# [WHAT IS EXPECTED]
Pull every line that holds the word "Copilot" from the entries.

# [EXTRACTED MATERIAL]
════════════════

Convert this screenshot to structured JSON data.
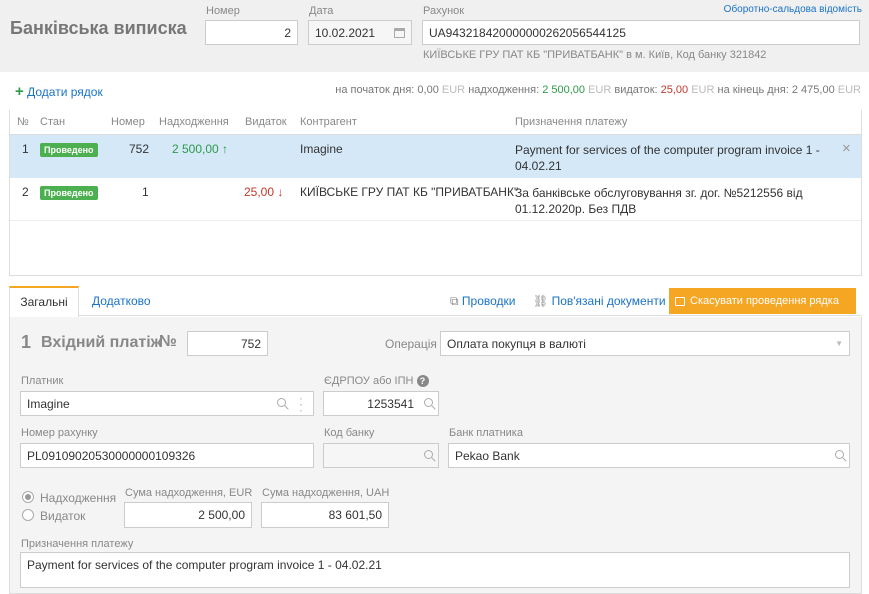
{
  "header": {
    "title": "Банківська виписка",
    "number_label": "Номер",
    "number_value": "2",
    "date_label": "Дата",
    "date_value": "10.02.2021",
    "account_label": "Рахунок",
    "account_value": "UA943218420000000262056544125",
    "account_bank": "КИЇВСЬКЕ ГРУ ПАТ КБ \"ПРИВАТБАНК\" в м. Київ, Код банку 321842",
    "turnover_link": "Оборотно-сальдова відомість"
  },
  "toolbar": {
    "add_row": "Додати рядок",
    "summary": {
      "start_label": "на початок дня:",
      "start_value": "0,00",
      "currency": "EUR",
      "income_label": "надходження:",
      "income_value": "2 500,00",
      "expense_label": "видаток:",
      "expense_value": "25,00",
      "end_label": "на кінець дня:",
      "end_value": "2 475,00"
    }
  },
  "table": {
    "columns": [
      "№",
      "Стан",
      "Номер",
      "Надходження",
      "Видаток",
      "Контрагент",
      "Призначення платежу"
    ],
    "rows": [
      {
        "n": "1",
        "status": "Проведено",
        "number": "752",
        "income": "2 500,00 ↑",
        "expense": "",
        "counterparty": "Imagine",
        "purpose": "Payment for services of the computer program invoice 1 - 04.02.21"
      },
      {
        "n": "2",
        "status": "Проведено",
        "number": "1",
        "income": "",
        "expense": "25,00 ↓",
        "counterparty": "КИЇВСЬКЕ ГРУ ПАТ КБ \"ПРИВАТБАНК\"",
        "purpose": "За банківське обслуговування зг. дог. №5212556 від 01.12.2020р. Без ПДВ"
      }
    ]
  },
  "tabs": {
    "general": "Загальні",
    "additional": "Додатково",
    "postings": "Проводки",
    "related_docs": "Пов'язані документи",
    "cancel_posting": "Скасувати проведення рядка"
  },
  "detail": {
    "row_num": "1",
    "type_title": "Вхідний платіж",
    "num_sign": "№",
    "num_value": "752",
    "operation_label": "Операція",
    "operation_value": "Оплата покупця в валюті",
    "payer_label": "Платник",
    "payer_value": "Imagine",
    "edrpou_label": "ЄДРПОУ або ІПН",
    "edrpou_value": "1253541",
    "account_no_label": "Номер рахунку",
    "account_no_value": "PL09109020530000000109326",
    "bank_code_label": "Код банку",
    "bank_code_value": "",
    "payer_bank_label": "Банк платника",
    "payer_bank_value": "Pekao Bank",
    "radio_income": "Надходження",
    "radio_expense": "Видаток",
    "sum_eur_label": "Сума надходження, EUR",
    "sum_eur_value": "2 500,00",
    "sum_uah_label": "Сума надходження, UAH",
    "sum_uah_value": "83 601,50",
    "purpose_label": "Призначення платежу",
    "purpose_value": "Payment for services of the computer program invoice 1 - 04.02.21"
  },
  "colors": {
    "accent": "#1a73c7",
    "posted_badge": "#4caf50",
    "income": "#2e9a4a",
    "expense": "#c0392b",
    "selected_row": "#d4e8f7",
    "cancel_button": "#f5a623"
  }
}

════════════════

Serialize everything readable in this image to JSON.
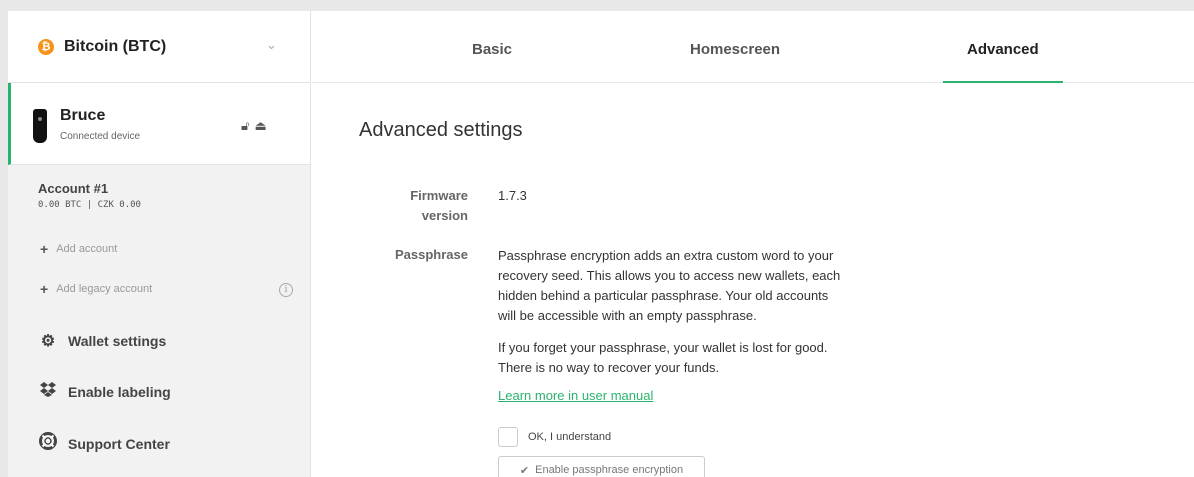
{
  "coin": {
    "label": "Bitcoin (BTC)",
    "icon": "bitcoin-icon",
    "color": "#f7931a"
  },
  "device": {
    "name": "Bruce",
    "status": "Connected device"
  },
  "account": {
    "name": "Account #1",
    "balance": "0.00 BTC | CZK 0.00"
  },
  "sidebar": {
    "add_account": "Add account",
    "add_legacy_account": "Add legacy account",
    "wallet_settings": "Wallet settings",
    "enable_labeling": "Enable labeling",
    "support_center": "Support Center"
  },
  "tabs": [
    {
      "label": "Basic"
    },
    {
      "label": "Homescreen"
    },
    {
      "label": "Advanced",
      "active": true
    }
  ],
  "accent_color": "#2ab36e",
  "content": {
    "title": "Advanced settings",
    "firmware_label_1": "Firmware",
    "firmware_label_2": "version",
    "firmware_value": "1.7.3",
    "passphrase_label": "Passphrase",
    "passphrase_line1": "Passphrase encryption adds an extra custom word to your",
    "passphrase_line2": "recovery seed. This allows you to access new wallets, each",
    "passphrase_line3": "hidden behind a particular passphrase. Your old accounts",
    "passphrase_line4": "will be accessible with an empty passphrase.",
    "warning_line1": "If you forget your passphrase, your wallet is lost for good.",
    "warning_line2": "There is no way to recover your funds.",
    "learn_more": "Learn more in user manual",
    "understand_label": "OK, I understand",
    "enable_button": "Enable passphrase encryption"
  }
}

════════════════

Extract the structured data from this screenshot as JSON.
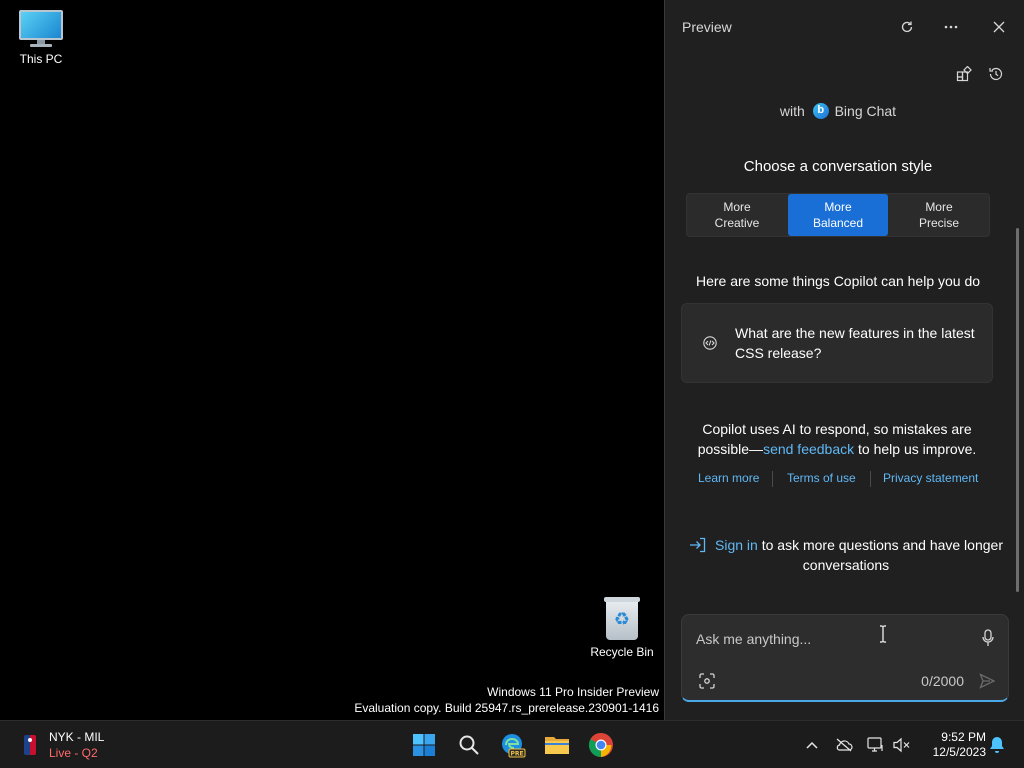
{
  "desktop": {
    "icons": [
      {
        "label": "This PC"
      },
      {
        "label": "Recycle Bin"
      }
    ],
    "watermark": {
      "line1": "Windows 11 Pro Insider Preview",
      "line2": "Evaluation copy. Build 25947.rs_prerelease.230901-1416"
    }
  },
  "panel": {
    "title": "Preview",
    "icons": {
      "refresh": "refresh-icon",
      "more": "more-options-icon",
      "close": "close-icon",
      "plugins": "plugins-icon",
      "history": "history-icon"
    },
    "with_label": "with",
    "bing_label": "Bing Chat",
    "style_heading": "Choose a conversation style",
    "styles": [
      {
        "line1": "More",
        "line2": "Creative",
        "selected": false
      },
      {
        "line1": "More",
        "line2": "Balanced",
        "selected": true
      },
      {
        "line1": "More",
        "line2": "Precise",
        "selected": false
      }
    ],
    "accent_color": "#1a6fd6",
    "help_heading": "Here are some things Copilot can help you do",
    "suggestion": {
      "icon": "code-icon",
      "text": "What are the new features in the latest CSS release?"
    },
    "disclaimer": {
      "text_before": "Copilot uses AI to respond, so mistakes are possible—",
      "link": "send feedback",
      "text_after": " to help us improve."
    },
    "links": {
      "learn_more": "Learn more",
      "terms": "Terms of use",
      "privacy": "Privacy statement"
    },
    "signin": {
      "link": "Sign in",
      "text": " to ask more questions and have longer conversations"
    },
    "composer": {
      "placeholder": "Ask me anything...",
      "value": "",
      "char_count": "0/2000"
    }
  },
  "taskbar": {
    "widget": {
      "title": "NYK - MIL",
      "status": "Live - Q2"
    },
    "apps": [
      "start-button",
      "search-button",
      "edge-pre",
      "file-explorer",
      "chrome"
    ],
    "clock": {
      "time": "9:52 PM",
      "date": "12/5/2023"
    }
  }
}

════════════════

# [COMPLETE OUTPUT]
    "help_heading": "Here are some things Copilot can help you do",
      "text_before": "Copilot uses AI to respond, so mistakes are possible—",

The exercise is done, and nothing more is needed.